Stated goal:
Transcribe the entries below exactly.

Extracted data entries:
====================

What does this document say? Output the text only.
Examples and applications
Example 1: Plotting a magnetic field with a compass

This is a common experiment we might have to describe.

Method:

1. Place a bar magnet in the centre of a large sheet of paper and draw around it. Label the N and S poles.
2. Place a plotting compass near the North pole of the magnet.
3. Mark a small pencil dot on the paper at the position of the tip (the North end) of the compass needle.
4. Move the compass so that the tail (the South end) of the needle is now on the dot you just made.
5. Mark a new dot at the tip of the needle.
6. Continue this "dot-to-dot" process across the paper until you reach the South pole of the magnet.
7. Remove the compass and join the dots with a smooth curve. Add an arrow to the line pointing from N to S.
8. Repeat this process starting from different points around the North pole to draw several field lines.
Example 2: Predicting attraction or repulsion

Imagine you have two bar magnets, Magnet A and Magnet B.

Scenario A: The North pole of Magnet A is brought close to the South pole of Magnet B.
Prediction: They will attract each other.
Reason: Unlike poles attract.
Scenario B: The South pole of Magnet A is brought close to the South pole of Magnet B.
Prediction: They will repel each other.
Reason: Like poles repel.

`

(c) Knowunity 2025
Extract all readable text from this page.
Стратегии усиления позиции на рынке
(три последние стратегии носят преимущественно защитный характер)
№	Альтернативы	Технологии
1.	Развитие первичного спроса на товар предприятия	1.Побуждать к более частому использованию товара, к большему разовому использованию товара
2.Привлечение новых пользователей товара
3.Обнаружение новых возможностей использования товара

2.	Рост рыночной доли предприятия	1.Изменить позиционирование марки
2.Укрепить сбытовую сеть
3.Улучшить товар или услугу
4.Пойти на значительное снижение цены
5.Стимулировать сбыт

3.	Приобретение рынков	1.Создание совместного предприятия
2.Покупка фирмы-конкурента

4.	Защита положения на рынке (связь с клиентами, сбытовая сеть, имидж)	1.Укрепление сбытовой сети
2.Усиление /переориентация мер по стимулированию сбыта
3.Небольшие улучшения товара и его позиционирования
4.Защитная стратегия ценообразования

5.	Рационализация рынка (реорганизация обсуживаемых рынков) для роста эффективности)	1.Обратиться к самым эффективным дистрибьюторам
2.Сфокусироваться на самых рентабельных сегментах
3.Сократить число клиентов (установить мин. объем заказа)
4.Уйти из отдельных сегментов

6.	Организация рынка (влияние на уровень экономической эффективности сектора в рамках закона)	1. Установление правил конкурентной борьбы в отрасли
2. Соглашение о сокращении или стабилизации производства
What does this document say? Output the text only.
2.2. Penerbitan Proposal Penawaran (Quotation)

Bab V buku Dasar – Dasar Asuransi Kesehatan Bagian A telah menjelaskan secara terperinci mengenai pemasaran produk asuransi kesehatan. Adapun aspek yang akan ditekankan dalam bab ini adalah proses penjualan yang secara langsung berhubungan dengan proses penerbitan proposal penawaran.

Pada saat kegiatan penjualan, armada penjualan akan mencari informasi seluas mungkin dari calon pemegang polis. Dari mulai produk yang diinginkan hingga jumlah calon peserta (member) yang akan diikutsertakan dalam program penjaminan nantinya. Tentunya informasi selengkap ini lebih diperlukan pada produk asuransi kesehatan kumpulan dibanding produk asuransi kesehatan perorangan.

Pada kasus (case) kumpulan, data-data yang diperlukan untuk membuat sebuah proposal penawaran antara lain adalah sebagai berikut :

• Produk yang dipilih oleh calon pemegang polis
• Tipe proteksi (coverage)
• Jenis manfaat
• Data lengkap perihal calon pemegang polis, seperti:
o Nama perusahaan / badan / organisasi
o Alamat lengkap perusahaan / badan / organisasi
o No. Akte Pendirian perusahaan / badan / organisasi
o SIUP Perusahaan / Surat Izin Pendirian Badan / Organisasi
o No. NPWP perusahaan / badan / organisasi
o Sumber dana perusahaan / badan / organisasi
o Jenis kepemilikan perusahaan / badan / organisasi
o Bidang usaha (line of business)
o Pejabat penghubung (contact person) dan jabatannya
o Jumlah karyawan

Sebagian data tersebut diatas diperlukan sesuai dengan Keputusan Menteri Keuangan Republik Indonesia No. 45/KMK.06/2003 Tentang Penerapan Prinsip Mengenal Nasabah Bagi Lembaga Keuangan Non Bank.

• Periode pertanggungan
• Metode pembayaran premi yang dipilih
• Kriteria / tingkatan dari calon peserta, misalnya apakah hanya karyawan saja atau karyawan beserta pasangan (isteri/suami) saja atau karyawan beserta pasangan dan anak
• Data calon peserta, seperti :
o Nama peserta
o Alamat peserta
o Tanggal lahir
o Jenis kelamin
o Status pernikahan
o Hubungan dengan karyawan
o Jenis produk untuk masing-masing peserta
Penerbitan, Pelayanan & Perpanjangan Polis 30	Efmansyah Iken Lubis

====================

Result for this exercise:
What does this document say? Output the text only.
Examples and applications
Example 1: Plotting a magnetic field with a compass

This is a common experiment we might have to describe.

Method:

1. Place a bar magnet in the centre of a large sheet of paper and draw around it. Label the N and S poles.
2. Place a plotting compass near the North pole of the magnet.
3. Mark a small pencil dot on the paper at the position of the tip (the North end) of the compass needle.
4. Move the compass so that the tail (the South end) of the needle is now on the dot you just made.
5. Mark a new dot at the tip of the needle.
6. Continue this "dot-to-dot" process across the paper until you reach the South pole of the magnet.
7. Remove the compass and join the dots with a smooth curve. Add an arrow to the line pointing from N to S.
8. Repeat this process starting from different points around the North pole to draw several field lines.
Example 2: Predicting attraction or repulsion

Imagine you have two bar magnets, Magnet A and Magnet B.

Scenario A: The North pole of Magnet A is brought close to the South pole of Magnet B.
Prediction: They will attract each other.
Reason: Unlike poles attract.
Scenario B: The South pole of Magnet A is brought close to the South pole of Magnet B.
Prediction: They will repel each other.
Reason: Like poles repel.

`

(c) Knowunity 2025
Extract all readable text from this page.
Стратегии усиления позиции на рынке
(три последние стратегии носят преимущественно защитный характер)
№	Альтернативы	Технологии
1.	Развитие первичного спроса на товар предприятия	1.Побуждать к более частому использованию товара, к большему разовому использованию товара
2.Привлечение новых пользователей товара
3.Обнаружение новых возможностей использования товара

2.	Рост рыночной доли предприятия	1.Изменить позиционирование марки
2.Укрепить сбытовую сеть
3.Улучшить товар или услугу
4.Пойти на значительное снижение цены
5.Стимулировать сбыт

3.	Приобретение рынков	1.Создание совместного предприятия
2.Покупка фирмы-конкурента

4.	Защита положения на рынке (связь с клиентами, сбытовая сеть, имидж)	1.Укрепление сбытовой сети
2.Усиление /переориентация мер по стимулированию сбыта
3.Небольшие улучшения товара и его позиционирования
4.Защитная стратегия ценообразования

5.	Рационализация рынка (реорганизация обсуживаемых рынков) для роста эффективности)	1.Обратиться к самым эффективным дистрибьюторам
2.Сфокусироваться на самых рентабельных сегментах
3.Сократить число клиентов (установить мин. объем заказа)
4.Уйти из отдельных сегментов

6.	Организация рынка (влияние на уровень экономической эффективности сектора в рамках закона)	1. Установление правил конкурентной борьбы в отрасли
2. Соглашение о сокращении или стабилизации производства
What does this document say? Output the text only.
2.2. Penerbitan Proposal Penawaran (Quotation)

Bab V buku Dasar – Dasar Asuransi Kesehatan Bagian A telah menjelaskan secara terperinci mengenai pemasaran produk asuransi kesehatan. Adapun aspek yang akan ditekankan dalam bab ini adalah proses penjualan yang secara langsung berhubungan dengan proses penerbitan proposal penawaran.

Pada saat kegiatan penjualan, armada penjualan akan mencari informasi seluas mungkin dari calon pemegang polis. Dari mulai produk yang diinginkan hingga jumlah calon peserta (member) yang akan diikutsertakan dalam program penjaminan nantinya. Tentunya informasi selengkap ini lebih diperlukan pada produk asuransi kesehatan kumpulan dibanding produk asuransi kesehatan perorangan.

Pada kasus (case) kumpulan, data-data yang diperlukan untuk membuat sebuah proposal penawaran antara lain adalah sebagai berikut :

• Produk yang dipilih oleh calon pemegang polis
• Tipe proteksi (coverage)
• Jenis manfaat
• Data lengkap perihal calon pemegang polis, seperti:
o Nama perusahaan / badan / organisasi
o Alamat lengkap perusahaan / badan / organisasi
o No. Akte Pendirian perusahaan / badan / organisasi
o SIUP Perusahaan / Surat Izin Pendirian Badan / Organisasi
o No. NPWP perusahaan / badan / organisasi
o Sumber dana perusahaan / badan / organisasi
o Jenis kepemilikan perusahaan / badan / organisasi
o Bidang usaha (line of business)
o Pejabat penghubung (contact person) dan jabatannya
o Jumlah karyawan

Sebagian data tersebut diatas diperlukan sesuai dengan Keputusan Menteri Keuangan Republik Indonesia No. 45/KMK.06/2003 Tentang Penerapan Prinsip Mengenal Nasabah Bagi Lembaga Keuangan Non Bank.

• Periode pertanggungan
• Metode pembayaran premi yang dipilih
• Kriteria / tingkatan dari calon peserta, misalnya apakah hanya karyawan saja atau karyawan beserta pasangan (isteri/suami) saja atau karyawan beserta pasangan dan anak
• Data calon peserta, seperti :
o Nama peserta
o Alamat peserta
o Tanggal lahir
o Jenis kelamin
o Status pernikahan
o Hubungan dengan karyawan
o Jenis produk untuk masing-masing peserta
Penerbitan, Pelayanan & Perpanjangan Polis 30	Efmansyah Iken Lubis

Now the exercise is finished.